WHAT THIS TASK INVOLVES: Each line in the entries below that holds the string "ثالثی" is to be listed.
* begin MATERIALS PROVIDED *
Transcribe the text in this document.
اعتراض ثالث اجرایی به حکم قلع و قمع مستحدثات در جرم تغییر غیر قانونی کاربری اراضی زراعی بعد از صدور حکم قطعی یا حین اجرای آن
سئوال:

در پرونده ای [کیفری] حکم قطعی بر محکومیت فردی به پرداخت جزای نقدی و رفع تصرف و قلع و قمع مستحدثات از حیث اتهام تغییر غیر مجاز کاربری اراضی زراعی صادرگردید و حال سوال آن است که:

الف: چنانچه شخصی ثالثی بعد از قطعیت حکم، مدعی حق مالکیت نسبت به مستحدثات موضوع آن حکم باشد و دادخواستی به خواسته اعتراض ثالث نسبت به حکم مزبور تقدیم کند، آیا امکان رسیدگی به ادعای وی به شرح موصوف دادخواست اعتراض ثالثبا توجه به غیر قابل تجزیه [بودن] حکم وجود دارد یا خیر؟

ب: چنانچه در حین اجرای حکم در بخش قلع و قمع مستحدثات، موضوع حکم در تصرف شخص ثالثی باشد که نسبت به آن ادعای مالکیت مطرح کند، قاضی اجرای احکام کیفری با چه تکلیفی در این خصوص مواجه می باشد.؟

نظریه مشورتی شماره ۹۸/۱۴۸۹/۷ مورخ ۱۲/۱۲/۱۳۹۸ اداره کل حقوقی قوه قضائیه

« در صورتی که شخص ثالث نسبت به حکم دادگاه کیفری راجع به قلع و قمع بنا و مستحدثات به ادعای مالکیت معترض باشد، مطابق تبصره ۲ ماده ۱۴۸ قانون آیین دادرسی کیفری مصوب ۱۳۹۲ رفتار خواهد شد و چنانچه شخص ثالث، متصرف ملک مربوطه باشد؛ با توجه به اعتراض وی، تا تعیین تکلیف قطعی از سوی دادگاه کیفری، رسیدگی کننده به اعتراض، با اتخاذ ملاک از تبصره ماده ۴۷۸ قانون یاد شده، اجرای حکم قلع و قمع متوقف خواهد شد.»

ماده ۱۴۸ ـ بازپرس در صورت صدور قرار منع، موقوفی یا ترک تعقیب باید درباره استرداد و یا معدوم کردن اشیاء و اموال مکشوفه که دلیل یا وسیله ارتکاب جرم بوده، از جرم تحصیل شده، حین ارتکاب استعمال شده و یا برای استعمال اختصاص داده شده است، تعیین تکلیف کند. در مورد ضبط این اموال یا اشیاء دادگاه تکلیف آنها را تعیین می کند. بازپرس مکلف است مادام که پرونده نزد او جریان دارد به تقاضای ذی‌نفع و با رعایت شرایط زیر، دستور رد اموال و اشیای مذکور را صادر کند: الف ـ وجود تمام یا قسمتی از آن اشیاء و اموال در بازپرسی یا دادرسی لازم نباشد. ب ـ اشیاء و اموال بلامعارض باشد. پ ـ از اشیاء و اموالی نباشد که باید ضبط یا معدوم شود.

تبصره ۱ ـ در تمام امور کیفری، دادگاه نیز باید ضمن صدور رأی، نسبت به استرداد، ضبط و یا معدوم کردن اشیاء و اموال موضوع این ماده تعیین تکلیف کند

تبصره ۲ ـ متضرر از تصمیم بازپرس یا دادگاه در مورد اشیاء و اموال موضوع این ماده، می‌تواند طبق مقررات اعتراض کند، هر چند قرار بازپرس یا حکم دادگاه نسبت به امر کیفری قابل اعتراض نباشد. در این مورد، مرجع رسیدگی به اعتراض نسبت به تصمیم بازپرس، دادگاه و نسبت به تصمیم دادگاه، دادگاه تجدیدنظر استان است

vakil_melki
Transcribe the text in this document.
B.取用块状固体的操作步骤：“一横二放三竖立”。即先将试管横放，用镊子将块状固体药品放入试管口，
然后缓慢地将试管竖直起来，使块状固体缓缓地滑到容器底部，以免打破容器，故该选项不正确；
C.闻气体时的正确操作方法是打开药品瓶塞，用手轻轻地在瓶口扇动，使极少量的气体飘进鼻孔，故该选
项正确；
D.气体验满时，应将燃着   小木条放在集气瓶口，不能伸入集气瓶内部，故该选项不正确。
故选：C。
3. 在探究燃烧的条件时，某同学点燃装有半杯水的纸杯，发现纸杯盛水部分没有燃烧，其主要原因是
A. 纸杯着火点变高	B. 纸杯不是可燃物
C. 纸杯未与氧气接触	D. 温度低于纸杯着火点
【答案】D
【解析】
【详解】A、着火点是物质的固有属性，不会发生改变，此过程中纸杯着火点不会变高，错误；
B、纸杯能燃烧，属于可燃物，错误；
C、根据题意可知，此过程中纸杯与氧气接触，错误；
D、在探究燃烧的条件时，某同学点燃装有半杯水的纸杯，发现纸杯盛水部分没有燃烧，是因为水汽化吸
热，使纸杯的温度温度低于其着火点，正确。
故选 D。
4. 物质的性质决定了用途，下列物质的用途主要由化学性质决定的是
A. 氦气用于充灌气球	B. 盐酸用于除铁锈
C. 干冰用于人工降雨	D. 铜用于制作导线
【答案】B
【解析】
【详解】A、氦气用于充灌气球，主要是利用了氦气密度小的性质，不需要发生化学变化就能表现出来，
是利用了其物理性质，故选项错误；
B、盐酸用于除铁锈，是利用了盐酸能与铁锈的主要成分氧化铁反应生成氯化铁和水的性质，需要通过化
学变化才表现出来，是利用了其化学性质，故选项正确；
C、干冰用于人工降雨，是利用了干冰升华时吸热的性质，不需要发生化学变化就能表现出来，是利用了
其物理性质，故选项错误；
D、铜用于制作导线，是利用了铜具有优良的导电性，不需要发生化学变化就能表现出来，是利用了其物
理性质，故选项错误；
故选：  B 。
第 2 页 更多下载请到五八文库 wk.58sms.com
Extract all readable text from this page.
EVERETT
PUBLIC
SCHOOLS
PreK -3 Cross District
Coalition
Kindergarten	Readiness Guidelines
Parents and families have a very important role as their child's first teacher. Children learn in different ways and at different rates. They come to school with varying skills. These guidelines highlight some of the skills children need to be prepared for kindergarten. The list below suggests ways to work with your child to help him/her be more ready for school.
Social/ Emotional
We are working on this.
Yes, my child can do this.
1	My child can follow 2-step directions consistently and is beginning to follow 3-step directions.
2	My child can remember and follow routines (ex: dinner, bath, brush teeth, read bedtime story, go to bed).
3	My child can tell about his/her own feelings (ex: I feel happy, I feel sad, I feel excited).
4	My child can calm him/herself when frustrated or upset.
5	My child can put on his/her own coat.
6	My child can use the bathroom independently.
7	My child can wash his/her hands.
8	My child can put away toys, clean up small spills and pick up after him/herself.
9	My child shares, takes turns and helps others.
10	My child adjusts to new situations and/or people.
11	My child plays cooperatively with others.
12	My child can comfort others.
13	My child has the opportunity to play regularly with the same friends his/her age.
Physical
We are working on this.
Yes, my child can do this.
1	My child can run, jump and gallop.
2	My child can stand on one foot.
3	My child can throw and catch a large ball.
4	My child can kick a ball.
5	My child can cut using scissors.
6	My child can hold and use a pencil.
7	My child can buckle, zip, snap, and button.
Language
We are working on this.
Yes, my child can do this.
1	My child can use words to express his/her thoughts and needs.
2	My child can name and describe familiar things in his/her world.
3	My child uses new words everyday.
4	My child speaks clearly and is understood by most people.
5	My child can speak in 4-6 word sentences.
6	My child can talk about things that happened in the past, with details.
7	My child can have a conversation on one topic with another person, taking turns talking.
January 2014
* end MATERIALS PROVIDED *
RESPONSE:
الف: چنانچه شخصی ثالثی بعد از قطعیت حکم، مدعی حق مالکیت نسبت به مستحدثات موضوع آن حکم باشد و دادخواستی به خواسته اعتراض ثالث نسبت به حکم مزبور تقدیم کند، آیا امکان رسیدگی به ادعای وی به شرح موصوف دادخواست اعتراض ثالثبا توجه به غیر قابل تجزیه [بودن] حکم وجود دارد یا خیر؟
ب: چنانچه در حین اجرای حکم در بخش قلع و قمع مستحدثات، موضوع حکم در تصرف شخص ثالثی باشد که نسبت به آن ادعای مالکیت مطرح کند، قاضی اجرای احکام کیفری با چه تکلیفی در این خصوص مواجه می باشد.؟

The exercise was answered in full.